**INPUT**
"""

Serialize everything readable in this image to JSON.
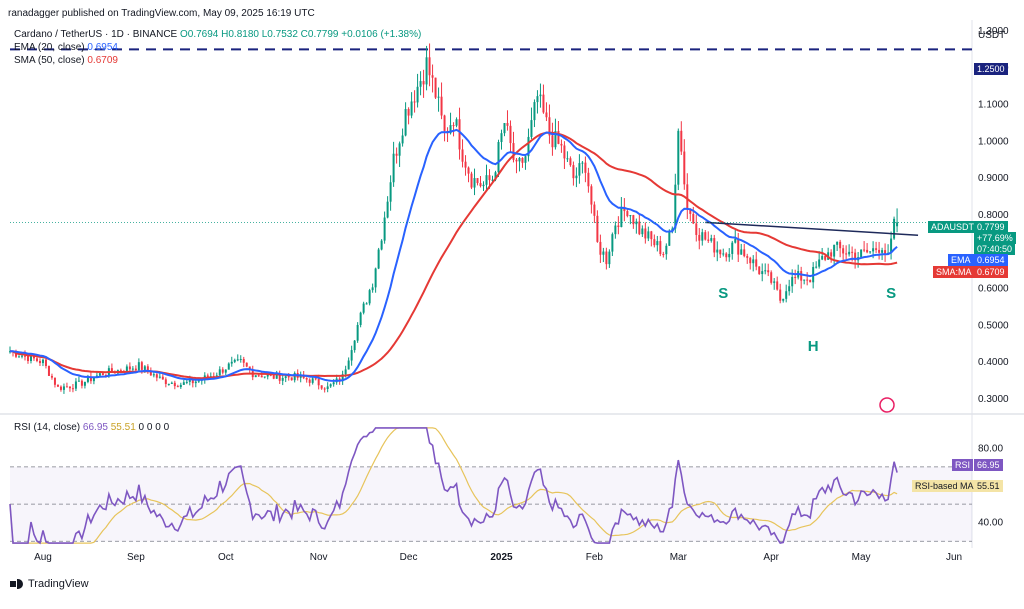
{
  "header": {
    "published": "ranadagger published on TradingView.com, May 09, 2025 16:19 UTC",
    "symbol_title": "Cardano / TetherUS · 1D · BINANCE",
    "ohlc": "O0.7694 H0.8180 L0.7532 C0.7799 +0.0106 (+1.38%)",
    "ema_label": "EMA (20, close)",
    "ema_value": "0.6954",
    "sma_label": "SMA (50, close)",
    "sma_value": "0.6709",
    "rsi_label": "RSI (14, close)",
    "rsi_value": "66.95",
    "rsi_ma_value": "55.51",
    "rsi_extra": "0 0 0 0"
  },
  "currency": "USDT",
  "footer": {
    "logo_text": "TradingView"
  },
  "colors": {
    "up": "#089981",
    "down": "#f23645",
    "ema": "#2962ff",
    "sma": "#e53935",
    "rsi": "#7e57c2",
    "rsi_ma": "#e7c45b",
    "dashed": "#1a237e",
    "neck": "#1e2a5a",
    "pattern": "#089981"
  },
  "badges": {
    "resistance": "1.2500",
    "ticker": "ADAUSDT",
    "price": "0.7799",
    "change": "+77.69%",
    "countdown": "07:40:50",
    "ema_tag": "EMA",
    "ema_val": "0.6954",
    "sma_tag": "SMA:MA",
    "sma_val": "0.6709",
    "rsi_tag": "RSI",
    "rsi_val": "66.95",
    "rsima_tag": "RSI-based MA",
    "rsima_val": "55.51"
  },
  "chart_data": {
    "type": "candlestick",
    "title": "Cardano / TetherUS · 1D · BINANCE",
    "price_ticks": [
      "1.3000",
      "1.2000",
      "1.1000",
      "1.0000",
      "0.9000",
      "0.8000",
      "0.6000",
      "0.5000",
      "0.4000",
      "0.3000"
    ],
    "price_tick_values": [
      1.3,
      1.2,
      1.1,
      1.0,
      0.9,
      0.8,
      0.6,
      0.5,
      0.4,
      0.3
    ],
    "price_range": [
      0.27,
      1.33
    ],
    "rsi_ticks": [
      "80.00",
      "60.00",
      "40.00"
    ],
    "rsi_tick_values": [
      80,
      60,
      40
    ],
    "rsi_range": [
      28,
      92
    ],
    "rsi_bands": [
      70,
      50,
      30
    ],
    "time_labels": [
      {
        "t": "Aug",
        "d": 0
      },
      {
        "t": "Sep",
        "d": 31
      },
      {
        "t": "Oct",
        "d": 61
      },
      {
        "t": "Nov",
        "d": 92
      },
      {
        "t": "Dec",
        "d": 122
      },
      {
        "t": "2025",
        "d": 153
      },
      {
        "t": "Feb",
        "d": 184
      },
      {
        "t": "Mar",
        "d": 212
      },
      {
        "t": "Apr",
        "d": 243
      },
      {
        "t": "May",
        "d": 273
      },
      {
        "t": "Jun",
        "d": 304
      }
    ],
    "day_range": [
      -11,
      310
    ],
    "resistance_level": 1.25,
    "neckline": {
      "from": {
        "d": 221,
        "v": 0.78
      },
      "to": {
        "d": 292,
        "v": 0.745
      }
    },
    "pattern_labels": [
      {
        "text": "S",
        "d": 227,
        "v": 0.575
      },
      {
        "text": "H",
        "d": 257,
        "v": 0.43
      },
      {
        "text": "S",
        "d": 283,
        "v": 0.575
      }
    ],
    "close_anchors": [
      [
        -11,
        0.43
      ],
      [
        0,
        0.4
      ],
      [
        5,
        0.33
      ],
      [
        12,
        0.34
      ],
      [
        20,
        0.37
      ],
      [
        27,
        0.38
      ],
      [
        32,
        0.39
      ],
      [
        40,
        0.35
      ],
      [
        46,
        0.34
      ],
      [
        52,
        0.35
      ],
      [
        58,
        0.37
      ],
      [
        62,
        0.39
      ],
      [
        66,
        0.4
      ],
      [
        70,
        0.37
      ],
      [
        76,
        0.36
      ],
      [
        84,
        0.36
      ],
      [
        90,
        0.35
      ],
      [
        95,
        0.33
      ],
      [
        100,
        0.36
      ],
      [
        105,
        0.5
      ],
      [
        110,
        0.62
      ],
      [
        113,
        0.75
      ],
      [
        117,
        0.95
      ],
      [
        121,
        1.08
      ],
      [
        125,
        1.15
      ],
      [
        128,
        1.21
      ],
      [
        131,
        1.13
      ],
      [
        134,
        1.02
      ],
      [
        137,
        1.07
      ],
      [
        140,
        0.97
      ],
      [
        143,
        0.9
      ],
      [
        147,
        0.88
      ],
      [
        150,
        0.9
      ],
      [
        154,
        1.05
      ],
      [
        158,
        0.92
      ],
      [
        161,
        0.96
      ],
      [
        165,
        1.12
      ],
      [
        169,
        1.02
      ],
      [
        173,
        0.98
      ],
      [
        177,
        0.9
      ],
      [
        181,
        0.94
      ],
      [
        185,
        0.72
      ],
      [
        188,
        0.68
      ],
      [
        191,
        0.78
      ],
      [
        195,
        0.82
      ],
      [
        199,
        0.76
      ],
      [
        203,
        0.73
      ],
      [
        207,
        0.7
      ],
      [
        210,
        0.76
      ],
      [
        212,
        1.05
      ],
      [
        215,
        0.82
      ],
      [
        219,
        0.75
      ],
      [
        223,
        0.72
      ],
      [
        227,
        0.7
      ],
      [
        231,
        0.72
      ],
      [
        235,
        0.69
      ],
      [
        239,
        0.65
      ],
      [
        243,
        0.62
      ],
      [
        246,
        0.57
      ],
      [
        249,
        0.62
      ],
      [
        252,
        0.63
      ],
      [
        256,
        0.63
      ],
      [
        260,
        0.68
      ],
      [
        264,
        0.71
      ],
      [
        268,
        0.7
      ],
      [
        272,
        0.69
      ],
      [
        276,
        0.7
      ],
      [
        280,
        0.72
      ],
      [
        282,
        0.68
      ],
      [
        284,
        0.77
      ],
      [
        285,
        0.78
      ]
    ],
    "last_candle": {
      "open": 0.7694,
      "high": 0.818,
      "low": 0.7532,
      "close": 0.7799
    },
    "ema20_last": 0.6954,
    "sma50_last": 0.6709,
    "rsi_last": 66.95,
    "rsi_ma_last": 55.51
  }
}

"""

**WHAT TO DO**
Pictures in the records must not appear in the copy; transcribe everything else precisely.

**THE SOLUTION**
Serialize everything readable in this image to JSON.
{
  "header": {
    "published": "ranadagger published on TradingView.com, May 09, 2025 16:19 UTC",
    "symbol_title": "Cardano / TetherUS · 1D · BINANCE",
    "ohlc": "O0.7694 H0.8180 L0.7532 C0.7799 +0.0106 (+1.38%)",
    "ema_label": "EMA (20, close)",
    "ema_value": "0.6954",
    "sma_label": "SMA (50, close)",
    "sma_value": "0.6709",
    "rsi_label": "RSI (14, close)",
    "rsi_value": "66.95",
    "rsi_ma_value": "55.51",
    "rsi_extra": "0 0 0 0"
  },
  "currency": "USDT",
  "footer": {
    "logo_text": "TradingView"
  },
  "colors": {
    "up": "#089981",
    "down": "#f23645",
    "ema": "#2962ff",
    "sma": "#e53935",
    "rsi": "#7e57c2",
    "rsi_ma": "#e7c45b",
    "dashed": "#1a237e",
    "neck": "#1e2a5a",
    "pattern": "#089981"
  },
  "badges": {
    "resistance": "1.2500",
    "ticker": "ADAUSDT",
    "price": "0.7799",
    "change": "+77.69%",
    "countdown": "07:40:50",
    "ema_tag": "EMA",
    "ema_val": "0.6954",
    "sma_tag": "SMA:MA",
    "sma_val": "0.6709",
    "rsi_tag": "RSI",
    "rsi_val": "66.95",
    "rsima_tag": "RSI-based MA",
    "rsima_val": "55.51"
  },
  "chart_data": {
    "type": "candlestick",
    "title": "Cardano / TetherUS · 1D · BINANCE",
    "price_ticks": [
      "1.3000",
      "1.2000",
      "1.1000",
      "1.0000",
      "0.9000",
      "0.8000",
      "0.6000",
      "0.5000",
      "0.4000",
      "0.3000"
    ],
    "price_tick_values": [
      1.3,
      1.2,
      1.1,
      1.0,
      0.9,
      0.8,
      0.6,
      0.5,
      0.4,
      0.3
    ],
    "price_range": [
      0.27,
      1.33
    ],
    "rsi_ticks": [
      "80.00",
      "60.00",
      "40.00"
    ],
    "rsi_tick_values": [
      80,
      60,
      40
    ],
    "rsi_range": [
      28,
      92
    ],
    "rsi_bands": [
      70,
      50,
      30
    ],
    "time_labels": [
      {
        "t": "Aug",
        "d": 0
      },
      {
        "t": "Sep",
        "d": 31
      },
      {
        "t": "Oct",
        "d": 61
      },
      {
        "t": "Nov",
        "d": 92
      },
      {
        "t": "Dec",
        "d": 122
      },
      {
        "t": "2025",
        "d": 153
      },
      {
        "t": "Feb",
        "d": 184
      },
      {
        "t": "Mar",
        "d": 212
      },
      {
        "t": "Apr",
        "d": 243
      },
      {
        "t": "May",
        "d": 273
      },
      {
        "t": "Jun",
        "d": 304
      }
    ],
    "day_range": [
      -11,
      310
    ],
    "resistance_level": 1.25,
    "neckline": {
      "from": {
        "d": 221,
        "v": 0.78
      },
      "to": {
        "d": 292,
        "v": 0.745
      }
    },
    "pattern_labels": [
      {
        "text": "S",
        "d": 227,
        "v": 0.575
      },
      {
        "text": "H",
        "d": 257,
        "v": 0.43
      },
      {
        "text": "S",
        "d": 283,
        "v": 0.575
      }
    ],
    "close_anchors": [
      [
        -11,
        0.43
      ],
      [
        0,
        0.4
      ],
      [
        5,
        0.33
      ],
      [
        12,
        0.34
      ],
      [
        20,
        0.37
      ],
      [
        27,
        0.38
      ],
      [
        32,
        0.39
      ],
      [
        40,
        0.35
      ],
      [
        46,
        0.34
      ],
      [
        52,
        0.35
      ],
      [
        58,
        0.37
      ],
      [
        62,
        0.39
      ],
      [
        66,
        0.4
      ],
      [
        70,
        0.37
      ],
      [
        76,
        0.36
      ],
      [
        84,
        0.36
      ],
      [
        90,
        0.35
      ],
      [
        95,
        0.33
      ],
      [
        100,
        0.36
      ],
      [
        105,
        0.5
      ],
      [
        110,
        0.62
      ],
      [
        113,
        0.75
      ],
      [
        117,
        0.95
      ],
      [
        121,
        1.08
      ],
      [
        125,
        1.15
      ],
      [
        128,
        1.21
      ],
      [
        131,
        1.13
      ],
      [
        134,
        1.02
      ],
      [
        137,
        1.07
      ],
      [
        140,
        0.97
      ],
      [
        143,
        0.9
      ],
      [
        147,
        0.88
      ],
      [
        150,
        0.9
      ],
      [
        154,
        1.05
      ],
      [
        158,
        0.92
      ],
      [
        161,
        0.96
      ],
      [
        165,
        1.12
      ],
      [
        169,
        1.02
      ],
      [
        173,
        0.98
      ],
      [
        177,
        0.9
      ],
      [
        181,
        0.94
      ],
      [
        185,
        0.72
      ],
      [
        188,
        0.68
      ],
      [
        191,
        0.78
      ],
      [
        195,
        0.82
      ],
      [
        199,
        0.76
      ],
      [
        203,
        0.73
      ],
      [
        207,
        0.7
      ],
      [
        210,
        0.76
      ],
      [
        212,
        1.05
      ],
      [
        215,
        0.82
      ],
      [
        219,
        0.75
      ],
      [
        223,
        0.72
      ],
      [
        227,
        0.7
      ],
      [
        231,
        0.72
      ],
      [
        235,
        0.69
      ],
      [
        239,
        0.65
      ],
      [
        243,
        0.62
      ],
      [
        246,
        0.57
      ],
      [
        249,
        0.62
      ],
      [
        252,
        0.63
      ],
      [
        256,
        0.63
      ],
      [
        260,
        0.68
      ],
      [
        264,
        0.71
      ],
      [
        268,
        0.7
      ],
      [
        272,
        0.69
      ],
      [
        276,
        0.7
      ],
      [
        280,
        0.72
      ],
      [
        282,
        0.68
      ],
      [
        284,
        0.77
      ],
      [
        285,
        0.78
      ]
    ],
    "last_candle": {
      "open": 0.7694,
      "high": 0.818,
      "low": 0.7532,
      "close": 0.7799
    },
    "ema20_last": 0.6954,
    "sma50_last": 0.6709,
    "rsi_last": 66.95,
    "rsi_ma_last": 55.51
  }
}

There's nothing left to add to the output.